* start Supplied records *

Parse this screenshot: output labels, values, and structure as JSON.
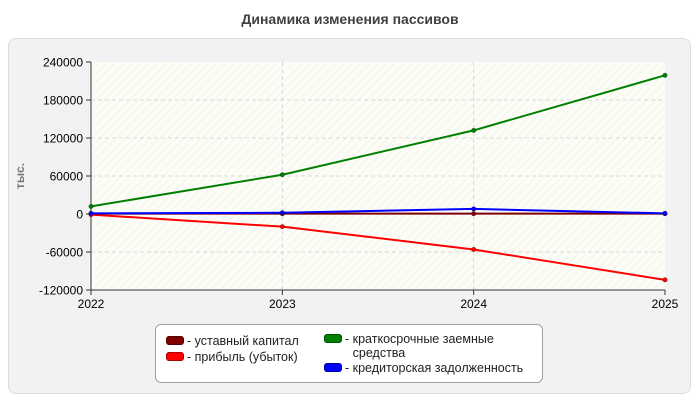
{
  "chart_data": {
    "type": "line",
    "title": "Динамика изменения пассивов",
    "ylabel": "тыс.",
    "xlabel": "",
    "x": [
      "2022",
      "2023",
      "2024",
      "2025"
    ],
    "ylim": [
      -120000,
      240000
    ],
    "yticks": [
      240000,
      180000,
      120000,
      60000,
      0,
      -60000,
      -120000
    ],
    "grid": true,
    "legend_position": "bottom",
    "series": [
      {
        "name": "уставный капитал",
        "color": "#800000",
        "values": [
          500,
          500,
          500,
          500
        ]
      },
      {
        "name": "прибыль (убыток)",
        "color": "#ff0000",
        "values": [
          -1000,
          -20000,
          -56000,
          -104000
        ]
      },
      {
        "name": "краткосрочные заемные средства",
        "color": "#008000",
        "values": [
          12000,
          62000,
          132000,
          219000
        ]
      },
      {
        "name": "кредиторская задолженность",
        "color": "#0000ff",
        "values": [
          1000,
          2000,
          8000,
          1000
        ]
      }
    ]
  }
}
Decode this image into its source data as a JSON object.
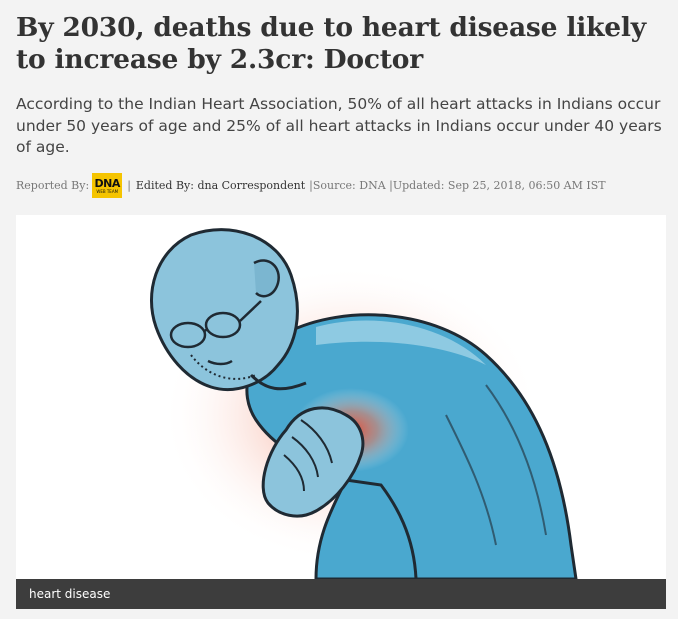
{
  "article": {
    "headline": "By 2030, deaths due to heart disease likely to increase by 2.3cr: Doctor",
    "summary": "According to the Indian Heart Association, 50% of all heart attacks in Indians occur under 50 years of age and 25% of all heart attacks in Indians occur under 40 years of age.",
    "byline": {
      "reported_by_label": "Reported By:",
      "logo_text": "DNA",
      "logo_subtext": "WEB TEAM",
      "separator": "|",
      "edited_by": "Edited By: dna Correspondent",
      "source_and_updated": "|Source: DNA |Updated: Sep 25, 2018, 06:50 AM IST"
    }
  },
  "image": {
    "caption": "heart disease",
    "subject": "illustration-man-clutching-chest",
    "colors": {
      "skin": "#8cc4dc",
      "shirt": "#4aa8cf",
      "outline": "#1f2a33",
      "pain_glow": "#e8462f"
    }
  }
}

* end Supplied records *

Set exercise :: Without the pictures, restate all the entries above exactly.

Result of the task ::
Parse this screenshot: output labels, values, and structure as JSON.
{
  "chart_data": {
    "type": "line",
    "title": "Динамика изменения пассивов",
    "ylabel": "тыс.",
    "xlabel": "",
    "x": [
      "2022",
      "2023",
      "2024",
      "2025"
    ],
    "ylim": [
      -120000,
      240000
    ],
    "yticks": [
      240000,
      180000,
      120000,
      60000,
      0,
      -60000,
      -120000
    ],
    "grid": true,
    "legend_position": "bottom",
    "series": [
      {
        "name": "уставный капитал",
        "color": "#800000",
        "values": [
          500,
          500,
          500,
          500
        ]
      },
      {
        "name": "прибыль (убыток)",
        "color": "#ff0000",
        "values": [
          -1000,
          -20000,
          -56000,
          -104000
        ]
      },
      {
        "name": "краткосрочные заемные средства",
        "color": "#008000",
        "values": [
          12000,
          62000,
          132000,
          219000
        ]
      },
      {
        "name": "кредиторская задолженность",
        "color": "#0000ff",
        "values": [
          1000,
          2000,
          8000,
          1000
        ]
      }
    ]
  }
}
Decode this image into its source data as a JSON object.
{
  "article": {
    "headline": "By 2030, deaths due to heart disease likely to increase by 2.3cr: Doctor",
    "summary": "According to the Indian Heart Association, 50% of all heart attacks in Indians occur under 50 years of age and 25% of all heart attacks in Indians occur under 40 years of age.",
    "byline": {
      "reported_by_label": "Reported By:",
      "logo_text": "DNA",
      "logo_subtext": "WEB TEAM",
      "separator": "|",
      "edited_by": "Edited By: dna Correspondent",
      "source_and_updated": "|Source: DNA |Updated: Sep 25, 2018, 06:50 AM IST"
    }
  },
  "image": {
    "caption": "heart disease",
    "subject": "illustration-man-clutching-chest",
    "colors": {
      "skin": "#8cc4dc",
      "shirt": "#4aa8cf",
      "outline": "#1f2a33",
      "pain_glow": "#e8462f"
    }
  }
}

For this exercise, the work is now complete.